--- AIM OF THE EXERCISE ---
Your output is the line containing "Convert this document image to plain text." plus all lines after it to the end of the records, reproduced exactly, with nothing else.

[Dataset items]
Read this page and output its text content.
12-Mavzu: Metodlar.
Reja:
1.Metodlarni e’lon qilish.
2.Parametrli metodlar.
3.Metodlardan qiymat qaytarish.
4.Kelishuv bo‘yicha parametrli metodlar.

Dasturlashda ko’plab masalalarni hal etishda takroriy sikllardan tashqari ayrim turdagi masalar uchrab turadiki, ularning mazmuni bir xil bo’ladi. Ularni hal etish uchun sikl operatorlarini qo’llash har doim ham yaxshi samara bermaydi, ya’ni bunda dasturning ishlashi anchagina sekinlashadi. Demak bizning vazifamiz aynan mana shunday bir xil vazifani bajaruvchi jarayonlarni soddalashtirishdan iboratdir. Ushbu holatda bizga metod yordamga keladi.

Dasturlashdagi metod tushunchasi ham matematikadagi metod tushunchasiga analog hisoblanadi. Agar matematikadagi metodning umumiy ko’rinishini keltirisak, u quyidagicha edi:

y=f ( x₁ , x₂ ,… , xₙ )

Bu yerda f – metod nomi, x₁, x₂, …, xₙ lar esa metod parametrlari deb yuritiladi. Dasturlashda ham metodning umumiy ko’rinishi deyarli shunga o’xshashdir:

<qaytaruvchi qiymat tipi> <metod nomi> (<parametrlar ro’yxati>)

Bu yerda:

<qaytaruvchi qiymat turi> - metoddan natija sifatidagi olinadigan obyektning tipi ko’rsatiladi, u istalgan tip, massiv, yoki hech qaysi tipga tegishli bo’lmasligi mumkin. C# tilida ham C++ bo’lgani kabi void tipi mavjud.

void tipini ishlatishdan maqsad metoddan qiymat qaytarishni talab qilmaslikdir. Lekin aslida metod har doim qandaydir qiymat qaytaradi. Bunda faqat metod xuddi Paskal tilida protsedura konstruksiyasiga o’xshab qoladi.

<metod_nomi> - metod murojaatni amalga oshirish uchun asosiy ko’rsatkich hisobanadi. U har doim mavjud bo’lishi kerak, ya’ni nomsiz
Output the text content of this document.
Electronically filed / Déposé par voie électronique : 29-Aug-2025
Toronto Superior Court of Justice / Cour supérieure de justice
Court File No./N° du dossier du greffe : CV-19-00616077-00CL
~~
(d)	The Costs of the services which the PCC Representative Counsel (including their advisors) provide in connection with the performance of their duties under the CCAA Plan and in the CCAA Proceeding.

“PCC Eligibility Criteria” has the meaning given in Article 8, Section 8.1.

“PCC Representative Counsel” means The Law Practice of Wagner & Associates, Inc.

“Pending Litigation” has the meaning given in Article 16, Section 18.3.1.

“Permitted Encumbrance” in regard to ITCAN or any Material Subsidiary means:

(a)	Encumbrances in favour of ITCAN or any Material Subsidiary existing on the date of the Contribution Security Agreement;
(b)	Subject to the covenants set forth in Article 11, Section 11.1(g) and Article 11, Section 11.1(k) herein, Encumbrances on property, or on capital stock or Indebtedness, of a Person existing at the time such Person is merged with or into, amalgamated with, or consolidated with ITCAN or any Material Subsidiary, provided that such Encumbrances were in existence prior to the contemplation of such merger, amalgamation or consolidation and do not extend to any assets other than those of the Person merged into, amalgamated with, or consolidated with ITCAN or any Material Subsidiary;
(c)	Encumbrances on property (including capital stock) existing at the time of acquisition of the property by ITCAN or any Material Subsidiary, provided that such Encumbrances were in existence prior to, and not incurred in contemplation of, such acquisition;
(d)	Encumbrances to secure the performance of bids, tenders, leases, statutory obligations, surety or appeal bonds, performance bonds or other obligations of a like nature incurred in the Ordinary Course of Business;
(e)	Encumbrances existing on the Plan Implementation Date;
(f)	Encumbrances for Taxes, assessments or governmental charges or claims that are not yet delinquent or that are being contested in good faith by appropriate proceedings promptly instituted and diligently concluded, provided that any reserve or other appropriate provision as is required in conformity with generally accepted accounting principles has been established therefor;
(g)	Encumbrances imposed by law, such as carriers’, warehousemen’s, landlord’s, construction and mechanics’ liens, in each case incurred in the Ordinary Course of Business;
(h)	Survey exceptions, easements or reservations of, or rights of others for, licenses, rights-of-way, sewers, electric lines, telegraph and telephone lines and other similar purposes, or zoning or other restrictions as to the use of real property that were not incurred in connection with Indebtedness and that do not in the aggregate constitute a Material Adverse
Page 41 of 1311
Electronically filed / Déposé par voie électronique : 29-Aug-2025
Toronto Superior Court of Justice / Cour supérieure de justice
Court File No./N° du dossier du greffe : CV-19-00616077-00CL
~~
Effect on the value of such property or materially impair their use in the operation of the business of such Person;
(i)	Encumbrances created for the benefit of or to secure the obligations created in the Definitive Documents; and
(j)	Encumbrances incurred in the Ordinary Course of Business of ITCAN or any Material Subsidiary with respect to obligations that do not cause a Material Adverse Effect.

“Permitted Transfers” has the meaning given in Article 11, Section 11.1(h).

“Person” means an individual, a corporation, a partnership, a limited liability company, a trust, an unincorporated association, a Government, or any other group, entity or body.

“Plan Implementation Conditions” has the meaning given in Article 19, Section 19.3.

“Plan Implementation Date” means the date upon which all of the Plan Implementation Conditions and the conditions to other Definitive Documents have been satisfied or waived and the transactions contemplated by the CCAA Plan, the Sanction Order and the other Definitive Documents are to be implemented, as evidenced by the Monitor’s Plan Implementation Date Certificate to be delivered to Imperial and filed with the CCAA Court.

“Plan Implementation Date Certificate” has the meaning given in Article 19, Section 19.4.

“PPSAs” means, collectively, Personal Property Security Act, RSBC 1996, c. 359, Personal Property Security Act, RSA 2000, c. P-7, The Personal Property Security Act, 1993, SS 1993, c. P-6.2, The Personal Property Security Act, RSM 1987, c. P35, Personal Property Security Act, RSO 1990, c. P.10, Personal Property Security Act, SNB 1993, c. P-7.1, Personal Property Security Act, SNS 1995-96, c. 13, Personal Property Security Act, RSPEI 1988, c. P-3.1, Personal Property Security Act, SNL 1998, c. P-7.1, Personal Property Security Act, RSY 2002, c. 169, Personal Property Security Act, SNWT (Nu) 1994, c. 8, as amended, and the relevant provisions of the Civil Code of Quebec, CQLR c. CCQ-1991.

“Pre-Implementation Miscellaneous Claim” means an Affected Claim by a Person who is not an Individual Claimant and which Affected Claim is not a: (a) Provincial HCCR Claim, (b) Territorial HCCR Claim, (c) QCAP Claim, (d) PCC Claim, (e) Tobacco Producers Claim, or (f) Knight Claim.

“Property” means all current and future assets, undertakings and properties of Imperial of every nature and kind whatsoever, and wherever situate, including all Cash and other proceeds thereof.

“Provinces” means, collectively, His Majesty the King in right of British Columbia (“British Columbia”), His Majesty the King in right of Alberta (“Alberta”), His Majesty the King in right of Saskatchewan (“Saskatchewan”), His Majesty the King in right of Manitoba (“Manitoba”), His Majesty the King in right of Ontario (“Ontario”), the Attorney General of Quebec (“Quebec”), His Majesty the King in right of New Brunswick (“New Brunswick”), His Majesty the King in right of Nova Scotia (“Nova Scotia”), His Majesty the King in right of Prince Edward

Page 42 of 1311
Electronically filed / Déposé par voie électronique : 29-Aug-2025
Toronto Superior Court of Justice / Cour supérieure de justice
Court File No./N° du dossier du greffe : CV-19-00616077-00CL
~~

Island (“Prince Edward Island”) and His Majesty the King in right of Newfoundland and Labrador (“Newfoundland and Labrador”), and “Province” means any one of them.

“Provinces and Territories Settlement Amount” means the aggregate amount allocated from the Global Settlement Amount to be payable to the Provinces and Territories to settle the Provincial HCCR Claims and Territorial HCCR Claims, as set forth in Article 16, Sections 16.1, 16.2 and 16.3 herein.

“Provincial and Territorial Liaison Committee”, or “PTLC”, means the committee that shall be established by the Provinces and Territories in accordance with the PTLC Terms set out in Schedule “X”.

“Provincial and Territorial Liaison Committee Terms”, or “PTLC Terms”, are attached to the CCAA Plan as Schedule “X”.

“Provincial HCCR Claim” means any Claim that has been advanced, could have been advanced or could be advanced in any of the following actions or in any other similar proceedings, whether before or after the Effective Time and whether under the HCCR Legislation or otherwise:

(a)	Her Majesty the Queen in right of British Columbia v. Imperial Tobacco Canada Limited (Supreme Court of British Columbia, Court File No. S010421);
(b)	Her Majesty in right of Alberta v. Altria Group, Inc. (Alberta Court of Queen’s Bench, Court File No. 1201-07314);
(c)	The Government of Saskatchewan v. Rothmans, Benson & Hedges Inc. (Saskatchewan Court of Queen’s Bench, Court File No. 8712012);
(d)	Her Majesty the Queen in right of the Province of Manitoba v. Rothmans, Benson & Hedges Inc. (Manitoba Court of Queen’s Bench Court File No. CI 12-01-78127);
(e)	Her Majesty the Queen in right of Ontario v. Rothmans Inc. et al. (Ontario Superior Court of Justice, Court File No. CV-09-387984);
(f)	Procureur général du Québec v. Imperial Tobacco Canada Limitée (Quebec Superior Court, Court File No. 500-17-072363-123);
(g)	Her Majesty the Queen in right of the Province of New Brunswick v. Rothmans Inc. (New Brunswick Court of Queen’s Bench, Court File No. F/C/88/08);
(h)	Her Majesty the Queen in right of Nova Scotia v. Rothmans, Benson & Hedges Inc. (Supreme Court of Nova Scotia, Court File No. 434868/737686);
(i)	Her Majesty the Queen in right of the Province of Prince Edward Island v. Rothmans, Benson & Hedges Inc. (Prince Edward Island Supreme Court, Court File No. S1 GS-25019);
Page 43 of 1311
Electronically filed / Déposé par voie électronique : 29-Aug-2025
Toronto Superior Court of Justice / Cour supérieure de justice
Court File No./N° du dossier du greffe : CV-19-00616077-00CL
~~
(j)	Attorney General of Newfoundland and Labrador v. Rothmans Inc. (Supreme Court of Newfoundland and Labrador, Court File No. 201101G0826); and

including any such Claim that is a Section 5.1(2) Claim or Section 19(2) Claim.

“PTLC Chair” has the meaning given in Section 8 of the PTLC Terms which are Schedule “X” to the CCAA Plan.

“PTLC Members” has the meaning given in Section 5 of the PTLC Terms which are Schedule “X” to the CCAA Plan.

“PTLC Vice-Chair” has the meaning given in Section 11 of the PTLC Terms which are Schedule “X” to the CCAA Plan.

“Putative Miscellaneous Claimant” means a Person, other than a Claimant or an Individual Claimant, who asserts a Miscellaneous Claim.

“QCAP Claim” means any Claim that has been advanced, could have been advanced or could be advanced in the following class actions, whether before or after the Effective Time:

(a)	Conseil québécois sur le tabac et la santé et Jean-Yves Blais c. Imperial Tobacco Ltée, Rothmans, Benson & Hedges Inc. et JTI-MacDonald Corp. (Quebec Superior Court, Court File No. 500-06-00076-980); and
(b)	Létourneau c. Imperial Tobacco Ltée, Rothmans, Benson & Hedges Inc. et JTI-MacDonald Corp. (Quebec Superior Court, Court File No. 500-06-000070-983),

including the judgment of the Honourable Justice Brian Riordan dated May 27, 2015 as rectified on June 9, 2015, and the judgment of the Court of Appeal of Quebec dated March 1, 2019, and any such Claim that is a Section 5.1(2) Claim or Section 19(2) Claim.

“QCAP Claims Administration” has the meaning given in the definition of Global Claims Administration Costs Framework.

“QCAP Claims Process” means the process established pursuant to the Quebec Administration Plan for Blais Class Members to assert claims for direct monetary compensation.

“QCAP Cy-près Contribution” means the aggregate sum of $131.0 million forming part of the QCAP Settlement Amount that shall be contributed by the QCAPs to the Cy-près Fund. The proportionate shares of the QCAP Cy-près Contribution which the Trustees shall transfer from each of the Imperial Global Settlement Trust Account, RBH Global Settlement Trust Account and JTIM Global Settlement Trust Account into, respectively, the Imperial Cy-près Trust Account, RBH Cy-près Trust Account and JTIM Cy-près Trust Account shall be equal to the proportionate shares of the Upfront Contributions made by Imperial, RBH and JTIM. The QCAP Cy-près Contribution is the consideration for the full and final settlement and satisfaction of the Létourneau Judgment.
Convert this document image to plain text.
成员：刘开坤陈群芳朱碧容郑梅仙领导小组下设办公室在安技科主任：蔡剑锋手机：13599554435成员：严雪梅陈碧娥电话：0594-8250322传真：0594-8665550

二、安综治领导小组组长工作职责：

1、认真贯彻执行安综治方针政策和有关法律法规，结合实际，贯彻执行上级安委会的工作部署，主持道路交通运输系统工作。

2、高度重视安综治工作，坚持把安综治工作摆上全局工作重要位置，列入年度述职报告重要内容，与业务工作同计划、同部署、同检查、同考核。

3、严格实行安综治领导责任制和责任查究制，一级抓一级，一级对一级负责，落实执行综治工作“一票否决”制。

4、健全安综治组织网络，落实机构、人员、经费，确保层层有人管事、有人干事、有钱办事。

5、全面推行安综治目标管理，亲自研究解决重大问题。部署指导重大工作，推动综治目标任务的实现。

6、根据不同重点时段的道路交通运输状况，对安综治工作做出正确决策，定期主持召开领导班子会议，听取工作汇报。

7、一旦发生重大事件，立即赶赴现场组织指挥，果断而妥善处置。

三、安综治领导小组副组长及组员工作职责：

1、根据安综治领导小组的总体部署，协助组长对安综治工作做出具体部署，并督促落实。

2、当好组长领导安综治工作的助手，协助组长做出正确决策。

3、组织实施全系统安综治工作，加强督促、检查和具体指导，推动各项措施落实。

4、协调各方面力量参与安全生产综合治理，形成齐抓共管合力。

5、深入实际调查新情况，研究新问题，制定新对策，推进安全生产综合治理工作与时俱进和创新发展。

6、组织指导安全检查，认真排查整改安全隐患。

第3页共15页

--- RESULT BELOW ---
Convert this document image to plain text.
成员：刘开坤陈群芳朱碧容郑梅仙领导小组下设办公室在安技科主任：蔡剑锋手机：13599554435成员：严雪梅陈碧娥电话：0594-8250322传真：0594-8665550

二、安综治领导小组组长工作职责：

1、认真贯彻执行安综治方针政策和有关法律法规，结合实际，贯彻执行上级安委会的工作部署，主持道路交通运输系统工作。

2、高度重视安综治工作，坚持把安综治工作摆上全局工作重要位置，列入年度述职报告重要内容，与业务工作同计划、同部署、同检查、同考核。

3、严格实行安综治领导责任制和责任查究制，一级抓一级，一级对一级负责，落实执行综治工作“一票否决”制。

4、健全安综治组织网络，落实机构、人员、经费，确保层层有人管事、有人干事、有钱办事。

5、全面推行安综治目标管理，亲自研究解决重大问题。部署指导重大工作，推动综治目标任务的实现。

6、根据不同重点时段的道路交通运输状况，对安综治工作做出正确决策，定期主持召开领导班子会议，听取工作汇报。

7、一旦发生重大事件，立即赶赴现场组织指挥，果断而妥善处置。

三、安综治领导小组副组长及组员工作职责：

1、根据安综治领导小组的总体部署，协助组长对安综治工作做出具体部署，并督促落实。

2、当好组长领导安综治工作的助手，协助组长做出正确决策。

3、组织实施全系统安综治工作，加强督促、检查和具体指导，推动各项措施落实。

4、协调各方面力量参与安全生产综合治理，形成齐抓共管合力。

5、深入实际调查新情况，研究新问题，制定新对策，推进安全生产综合治理工作与时俱进和创新发展。

6、组织指导安全检查，认真排查整改安全隐患。

第3页共15页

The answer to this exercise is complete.